EXERCISE BRIEF.
Find each line with the word "pair" and copy it.

(Lines of data)
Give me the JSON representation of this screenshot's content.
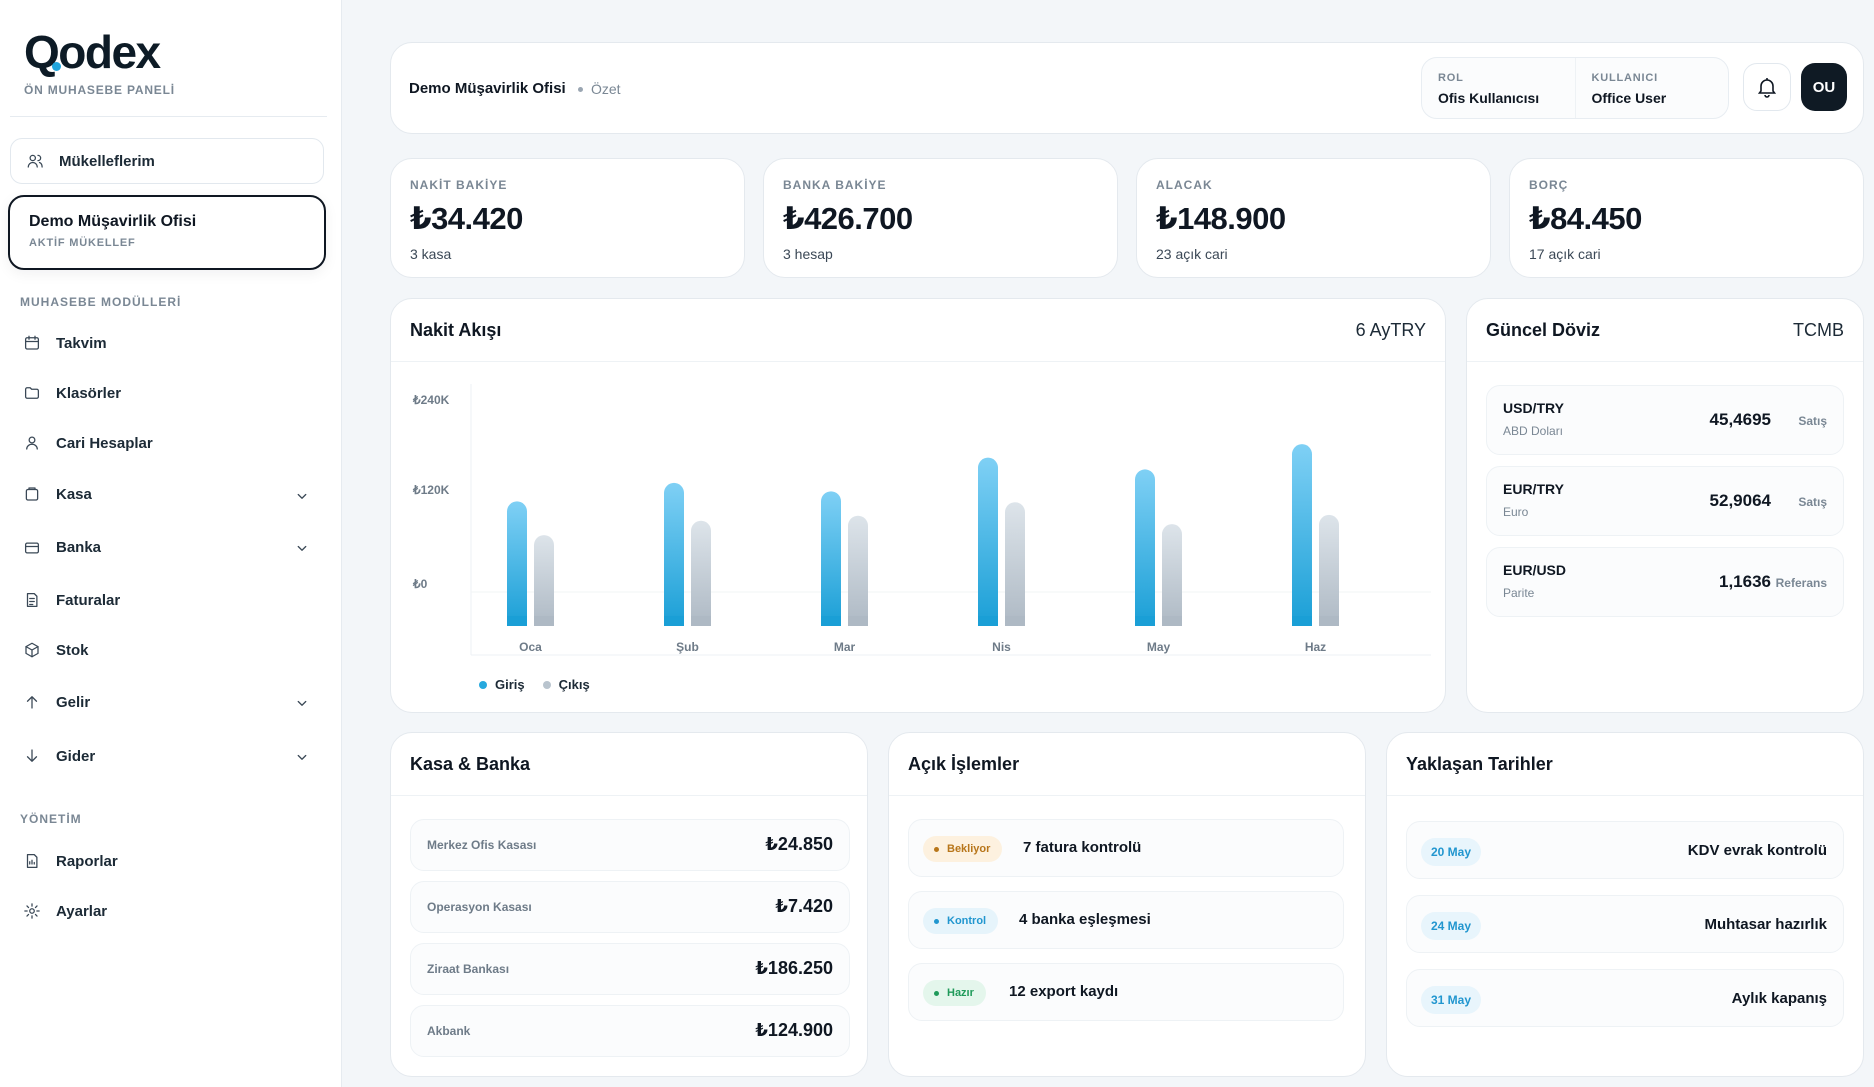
{
  "brand": {
    "logo": "Qodex",
    "subtitle": "ÖN MUHASEBE PANELİ"
  },
  "sidebar": {
    "mukellefler": "Mükelleflerim",
    "active": {
      "name": "Demo Müşavirlik Ofisi",
      "label": "AKTİF MÜKELLEF"
    },
    "section1": "MUHASEBE MODÜLLERİ",
    "modules": [
      {
        "label": "Takvim",
        "icon": "calendar-icon",
        "chevron": false
      },
      {
        "label": "Klasörler",
        "icon": "folder-icon",
        "chevron": false
      },
      {
        "label": "Cari Hesaplar",
        "icon": "user-icon",
        "chevron": false
      },
      {
        "label": "Kasa",
        "icon": "cashbox-icon",
        "chevron": true
      },
      {
        "label": "Banka",
        "icon": "card-icon",
        "chevron": true
      },
      {
        "label": "Faturalar",
        "icon": "invoice-icon",
        "chevron": false
      },
      {
        "label": "Stok",
        "icon": "box-icon",
        "chevron": false
      },
      {
        "label": "Gelir",
        "icon": "arrow-up-icon",
        "chevron": true
      },
      {
        "label": "Gider",
        "icon": "arrow-down-icon",
        "chevron": true
      }
    ],
    "section2": "YÖNETİM",
    "admin": [
      {
        "label": "Raporlar",
        "icon": "report-icon"
      },
      {
        "label": "Ayarlar",
        "icon": "gear-icon"
      }
    ]
  },
  "header": {
    "title": "Demo Müşavirlik Ofisi",
    "crumb": "Özet",
    "role_label": "ROL",
    "role": "Ofis Kullanıcısı",
    "user_label": "KULLANICI",
    "user": "Office User",
    "avatar": "OU"
  },
  "stats": [
    {
      "label": "NAKİT BAKİYE",
      "value": "₺34.420",
      "sub": "3 kasa"
    },
    {
      "label": "BANKA BAKİYE",
      "value": "₺426.700",
      "sub": "3 hesap"
    },
    {
      "label": "ALACAK",
      "value": "₺148.900",
      "sub": "23 açık cari"
    },
    {
      "label": "BORÇ",
      "value": "₺84.450",
      "sub": "17 açık cari"
    }
  ],
  "cashflow": {
    "title": "Nakit Akışı",
    "right": "6 AyTRY"
  },
  "chart_data": {
    "type": "bar",
    "categories": [
      "Oca",
      "Şub",
      "Mar",
      "Nis",
      "May",
      "Haz"
    ],
    "series": [
      {
        "name": "Giriş",
        "values": [
          148000,
          170000,
          160000,
          200000,
          186000,
          216000
        ],
        "color": "#27a9de"
      },
      {
        "name": "Çıkış",
        "values": [
          108000,
          125000,
          131000,
          147000,
          121000,
          132000
        ],
        "color": "#b9c4ce"
      }
    ],
    "y_ticks": [
      "₺240K",
      "₺120K",
      "₺0"
    ],
    "ylim": [
      0,
      240000
    ],
    "legend": "bottom-left",
    "grid": true
  },
  "fx": {
    "title": "Güncel Döviz",
    "right": "TCMB",
    "items": [
      {
        "pair": "USD/TRY",
        "name": "ABD Doları",
        "rate": "45,4695",
        "kind": "Satış"
      },
      {
        "pair": "EUR/TRY",
        "name": "Euro",
        "rate": "52,9064",
        "kind": "Satış"
      },
      {
        "pair": "EUR/USD",
        "name": "Parite",
        "rate": "1,1636",
        "kind": "Referans"
      }
    ]
  },
  "kasa": {
    "title": "Kasa & Banka",
    "items": [
      {
        "label": "Merkez Ofis Kasası",
        "value": "₺24.850"
      },
      {
        "label": "Operasyon Kasası",
        "value": "₺7.420"
      },
      {
        "label": "Ziraat Bankası",
        "value": "₺186.250"
      },
      {
        "label": "Akbank",
        "value": "₺124.900"
      }
    ]
  },
  "open": {
    "title": "Açık İşlemler",
    "items": [
      {
        "badge": "Bekliyor",
        "text": "7 fatura kontrolü",
        "bg": "#fdf1df",
        "fg": "#b8761a"
      },
      {
        "badge": "Kontrol",
        "text": "4 banka eşleşmesi",
        "bg": "#e6f4fb",
        "fg": "#2196cf"
      },
      {
        "badge": "Hazır",
        "text": "12 export kaydı",
        "bg": "#e4f6ec",
        "fg": "#1f9a5a"
      }
    ]
  },
  "dates": {
    "title": "Yaklaşan Tarihler",
    "items": [
      {
        "date": "20 May",
        "text": "KDV evrak kontrolü"
      },
      {
        "date": "24 May",
        "text": "Muhtasar hazırlık"
      },
      {
        "date": "31 May",
        "text": "Aylık kapanış"
      }
    ]
  }
}
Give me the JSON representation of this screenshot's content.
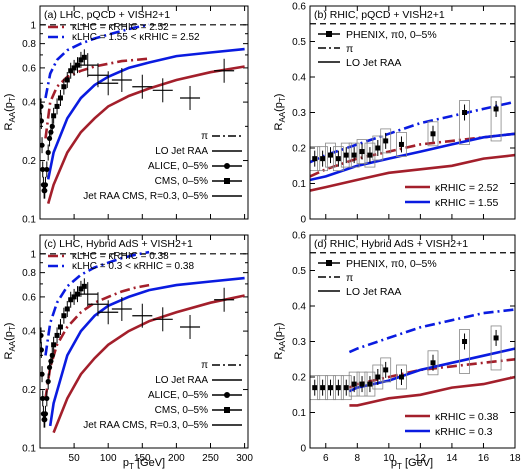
{
  "colors": {
    "red": "#a31f2b",
    "blue": "#0a1be0",
    "black": "#000000"
  },
  "x_axis_label": "p",
  "x_axis_label_sub": "T",
  "x_axis_label_unit": " [GeV]",
  "y_axis_label_main": "R",
  "y_axis_label_sub": "AA",
  "y_axis_label_paren": "(p",
  "y_axis_label_paren_sub": "T",
  "y_axis_label_close": ")",
  "chart_data": [
    {
      "id": "a",
      "type": "line",
      "title": "(a) LHC, pQCD + VISH2+1",
      "xscale": "linear",
      "yscale": "log",
      "xlim": [
        0,
        305
      ],
      "ylim": [
        0.1,
        1.25
      ],
      "x_ticks": [
        "50",
        "100",
        "150",
        "200",
        "250",
        "300"
      ],
      "y_ticks": [
        "0.1",
        "0.2",
        "0.4",
        "0.6",
        "0.8",
        "1"
      ],
      "show_x_tick_labels": false,
      "series": [
        {
          "name": "κLHC = κRHIC = 2.52",
          "color": "red",
          "dash": "dashdot",
          "x": [
            8,
            15,
            25,
            40,
            60,
            80,
            100,
            120,
            140,
            160
          ],
          "y": [
            0.26,
            0.4,
            0.48,
            0.54,
            0.58,
            0.61,
            0.63,
            0.65,
            0.66,
            0.67
          ]
        },
        {
          "name": "κLHC = 1.55 < κRHIC = 2.52",
          "color": "blue",
          "dash": "dashdot",
          "x": [
            8,
            15,
            25,
            40,
            60,
            80,
            100,
            120,
            140,
            160
          ],
          "y": [
            0.42,
            0.56,
            0.66,
            0.74,
            0.8,
            0.85,
            0.89,
            0.93,
            0.97,
            1.0
          ]
        },
        {
          "name": "red solid",
          "color": "red",
          "dash": "solid",
          "x": [
            12,
            20,
            40,
            60,
            80,
            100,
            130,
            160,
            200,
            250,
            300
          ],
          "y": [
            0.12,
            0.15,
            0.22,
            0.28,
            0.33,
            0.38,
            0.43,
            0.47,
            0.52,
            0.57,
            0.61
          ]
        },
        {
          "name": "blue solid",
          "color": "blue",
          "dash": "solid",
          "x": [
            12,
            20,
            40,
            60,
            80,
            100,
            130,
            160,
            200,
            250,
            300
          ],
          "y": [
            0.16,
            0.22,
            0.33,
            0.42,
            0.49,
            0.54,
            0.6,
            0.64,
            0.69,
            0.72,
            0.75
          ]
        },
        {
          "name": "ALICE, 0–5%",
          "color": "black",
          "marker": "circle",
          "x": [
            1.5,
            2,
            3,
            4,
            5,
            6,
            7,
            8,
            10,
            12,
            14,
            16,
            18
          ],
          "y": [
            0.38,
            0.32,
            0.24,
            0.18,
            0.15,
            0.14,
            0.14,
            0.15,
            0.18,
            0.22,
            0.26,
            0.28,
            0.3
          ]
        },
        {
          "name": "CMS, 0–5%",
          "color": "black",
          "marker": "square",
          "x": [
            20,
            25,
            30,
            35,
            40,
            45,
            50,
            55,
            60,
            65
          ],
          "y": [
            0.34,
            0.38,
            0.42,
            0.48,
            0.52,
            0.58,
            0.6,
            0.62,
            0.66,
            0.68
          ]
        },
        {
          "name": "Jet RAA CMS, R=0.3, 0–5%",
          "color": "black",
          "marker": "cross",
          "x": [
            70,
            85,
            100,
            120,
            150,
            180,
            220,
            270
          ],
          "y": [
            0.62,
            0.55,
            0.5,
            0.52,
            0.48,
            0.46,
            0.42,
            0.58
          ]
        }
      ],
      "legend": [
        "κLHC = κRHIC = 2.52",
        "κLHC = 1.55 < κRHIC = 2.52"
      ],
      "legend2": [
        {
          "label": "π",
          "style": "dashdot"
        },
        {
          "label": "LO Jet RAA",
          "style": "solid"
        },
        {
          "label": "ALICE, 0–5%",
          "style": "circle"
        },
        {
          "label": "CMS, 0–5%",
          "style": "square"
        },
        {
          "label": "Jet RAA CMS, R=0.3, 0–5%",
          "style": "cross"
        }
      ]
    },
    {
      "id": "b",
      "type": "line",
      "title": "(b) RHIC, pQCD + VISH2+1",
      "xscale": "linear",
      "yscale": "linear",
      "xlim": [
        5,
        18
      ],
      "ylim": [
        0,
        0.6
      ],
      "x_ticks": [
        "6",
        "8",
        "10",
        "12",
        "14",
        "16",
        "18"
      ],
      "y_ticks": [
        "0",
        "0.1",
        "0.2",
        "0.3",
        "0.4",
        "0.5",
        "0.6"
      ],
      "show_x_tick_labels": false,
      "series": [
        {
          "name": "red dashdot",
          "color": "red",
          "dash": "dashdot",
          "x": [
            5,
            6,
            8,
            10,
            12,
            14,
            16,
            18
          ],
          "y": [
            0.12,
            0.14,
            0.17,
            0.19,
            0.21,
            0.22,
            0.23,
            0.24
          ]
        },
        {
          "name": "blue dashdot",
          "color": "blue",
          "dash": "dashdot",
          "x": [
            5,
            6,
            8,
            10,
            12,
            14,
            16,
            18
          ],
          "y": [
            0.16,
            0.18,
            0.21,
            0.24,
            0.27,
            0.29,
            0.31,
            0.33
          ]
        },
        {
          "name": "κRHIC = 2.52",
          "color": "red",
          "dash": "solid",
          "x": [
            5,
            6,
            8,
            10,
            12,
            14,
            16,
            18
          ],
          "y": [
            0.08,
            0.09,
            0.11,
            0.13,
            0.14,
            0.15,
            0.17,
            0.18
          ]
        },
        {
          "name": "κRHIC = 1.55",
          "color": "blue",
          "dash": "solid",
          "x": [
            5,
            6,
            8,
            10,
            12,
            14,
            16,
            18
          ],
          "y": [
            0.11,
            0.12,
            0.15,
            0.17,
            0.19,
            0.21,
            0.23,
            0.24
          ]
        },
        {
          "name": "PHENIX, π0, 0–5%",
          "color": "black",
          "marker": "square",
          "x": [
            5.3,
            5.8,
            6.3,
            6.8,
            7.3,
            7.8,
            8.3,
            8.8,
            9.3,
            9.8,
            10.8,
            12.8,
            14.8,
            16.8
          ],
          "y": [
            0.17,
            0.17,
            0.18,
            0.17,
            0.18,
            0.18,
            0.19,
            0.18,
            0.2,
            0.22,
            0.21,
            0.24,
            0.3,
            0.31
          ]
        }
      ],
      "legend_top": [
        {
          "label": "PHENIX, π0, 0–5%",
          "style": "square"
        },
        {
          "label": "π",
          "style": "dashdot"
        },
        {
          "label": "LO Jet RAA",
          "style": "solid"
        }
      ],
      "legend_bottom": [
        "κRHIC = 2.52",
        "κRHIC = 1.55"
      ]
    },
    {
      "id": "c",
      "type": "line",
      "title": "(c) LHC, Hybrid AdS + VISH2+1",
      "xscale": "linear",
      "yscale": "log",
      "xlim": [
        0,
        305
      ],
      "ylim": [
        0.1,
        1.25
      ],
      "x_ticks": [
        "50",
        "100",
        "150",
        "200",
        "250",
        "300"
      ],
      "y_ticks": [
        "0.1",
        "0.2",
        "0.4",
        "0.6",
        "0.8",
        "1"
      ],
      "show_x_tick_labels": true,
      "series": [
        {
          "name": "κLHC = κRHIC = 0.38",
          "color": "red",
          "dash": "dashdot",
          "x": [
            8,
            15,
            25,
            40,
            60,
            80,
            100,
            120,
            140,
            160
          ],
          "y": [
            0.18,
            0.26,
            0.34,
            0.42,
            0.5,
            0.56,
            0.6,
            0.64,
            0.67,
            0.69
          ]
        },
        {
          "name": "κLHC = 0.3 < κRHIC = 0.38",
          "color": "blue",
          "dash": "dashdot",
          "x": [
            8,
            15,
            25,
            40,
            60,
            80,
            100,
            120,
            140,
            160
          ],
          "y": [
            0.3,
            0.44,
            0.56,
            0.68,
            0.78,
            0.85,
            0.9,
            0.95,
            0.99,
            1.02
          ]
        },
        {
          "name": "red solid",
          "color": "red",
          "dash": "solid",
          "x": [
            20,
            40,
            60,
            80,
            100,
            130,
            160,
            200,
            250,
            300
          ],
          "y": [
            0.12,
            0.18,
            0.24,
            0.29,
            0.34,
            0.4,
            0.45,
            0.5,
            0.56,
            0.61
          ]
        },
        {
          "name": "blue solid",
          "color": "blue",
          "dash": "solid",
          "x": [
            15,
            20,
            40,
            60,
            80,
            100,
            130,
            160,
            200,
            250,
            300
          ],
          "y": [
            0.13,
            0.17,
            0.3,
            0.4,
            0.48,
            0.54,
            0.6,
            0.65,
            0.69,
            0.72,
            0.75
          ]
        },
        {
          "name": "ALICE, 0–5%",
          "color": "black",
          "marker": "circle",
          "x": [
            1.5,
            2,
            3,
            4,
            5,
            6,
            7,
            8,
            10,
            12,
            14,
            16,
            18
          ],
          "y": [
            0.38,
            0.32,
            0.24,
            0.18,
            0.15,
            0.14,
            0.14,
            0.15,
            0.18,
            0.22,
            0.26,
            0.28,
            0.3
          ]
        },
        {
          "name": "CMS, 0–5%",
          "color": "black",
          "marker": "square",
          "x": [
            20,
            25,
            30,
            35,
            40,
            45,
            50,
            55,
            60,
            65
          ],
          "y": [
            0.34,
            0.38,
            0.42,
            0.48,
            0.52,
            0.58,
            0.6,
            0.62,
            0.66,
            0.68
          ]
        },
        {
          "name": "Jet RAA CMS, R=0.3, 0–5%",
          "color": "black",
          "marker": "cross",
          "x": [
            70,
            85,
            100,
            120,
            150,
            180,
            220,
            270
          ],
          "y": [
            0.62,
            0.55,
            0.5,
            0.52,
            0.48,
            0.46,
            0.42,
            0.58
          ]
        }
      ],
      "legend": [
        "κLHC = κRHIC = 0.38",
        "κLHC = 0.3 < κRHIC = 0.38"
      ],
      "legend2": [
        {
          "label": "π",
          "style": "dashdot"
        },
        {
          "label": "LO Jet RAA",
          "style": "solid"
        },
        {
          "label": "ALICE, 0–5%",
          "style": "circle"
        },
        {
          "label": "CMS, 0–5%",
          "style": "square"
        },
        {
          "label": "Jet RAA CMS, R=0.3, 0–5%",
          "style": "cross"
        }
      ]
    },
    {
      "id": "d",
      "type": "line",
      "title": "(d) RHIC, Hybrid AdS + VISH2+1",
      "xscale": "linear",
      "yscale": "linear",
      "xlim": [
        5,
        18
      ],
      "ylim": [
        0,
        0.6
      ],
      "x_ticks": [
        "6",
        "8",
        "10",
        "12",
        "14",
        "16",
        "18"
      ],
      "y_ticks": [
        "0",
        "0.1",
        "0.2",
        "0.3",
        "0.4",
        "0.5",
        "0.6"
      ],
      "show_x_tick_labels": true,
      "series": [
        {
          "name": "red dashdot",
          "color": "red",
          "dash": "dashdot",
          "x": [
            7.5,
            8,
            10,
            12,
            14,
            16,
            18
          ],
          "y": [
            0.17,
            0.18,
            0.2,
            0.22,
            0.23,
            0.24,
            0.25
          ]
        },
        {
          "name": "blue dashdot",
          "color": "blue",
          "dash": "dashdot",
          "x": [
            7.5,
            8,
            10,
            12,
            14,
            16,
            18
          ],
          "y": [
            0.27,
            0.28,
            0.31,
            0.34,
            0.36,
            0.38,
            0.39
          ]
        },
        {
          "name": "κRHIC = 0.38",
          "color": "red",
          "dash": "solid",
          "x": [
            7.5,
            8,
            10,
            12,
            14,
            16,
            18
          ],
          "y": [
            0.12,
            0.12,
            0.14,
            0.15,
            0.17,
            0.18,
            0.2
          ]
        },
        {
          "name": "κRHIC = 0.3",
          "color": "blue",
          "dash": "solid",
          "x": [
            7.5,
            8,
            10,
            12,
            14,
            16,
            18
          ],
          "y": [
            0.16,
            0.17,
            0.19,
            0.22,
            0.24,
            0.26,
            0.28
          ]
        },
        {
          "name": "PHENIX, π0, 0–5%",
          "color": "black",
          "marker": "square",
          "x": [
            5.3,
            5.8,
            6.3,
            6.8,
            7.3,
            7.8,
            8.3,
            8.8,
            9.3,
            9.8,
            10.8,
            12.8,
            14.8,
            16.8
          ],
          "y": [
            0.17,
            0.17,
            0.17,
            0.17,
            0.17,
            0.18,
            0.18,
            0.18,
            0.2,
            0.22,
            0.2,
            0.24,
            0.3,
            0.31
          ]
        }
      ],
      "legend_top": [
        {
          "label": "PHENIX, π0, 0–5%",
          "style": "square"
        },
        {
          "label": "π",
          "style": "dashdot"
        },
        {
          "label": "LO Jet RAA",
          "style": "solid"
        }
      ],
      "legend_bottom": [
        "κRHIC = 0.38",
        "κRHIC = 0.3"
      ]
    }
  ]
}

OUTPUT FOR THIS EXERCISE.
        "pair": "USD/TRY",
        "pair": "EUR/TRY",
        "pair": "EUR/USD",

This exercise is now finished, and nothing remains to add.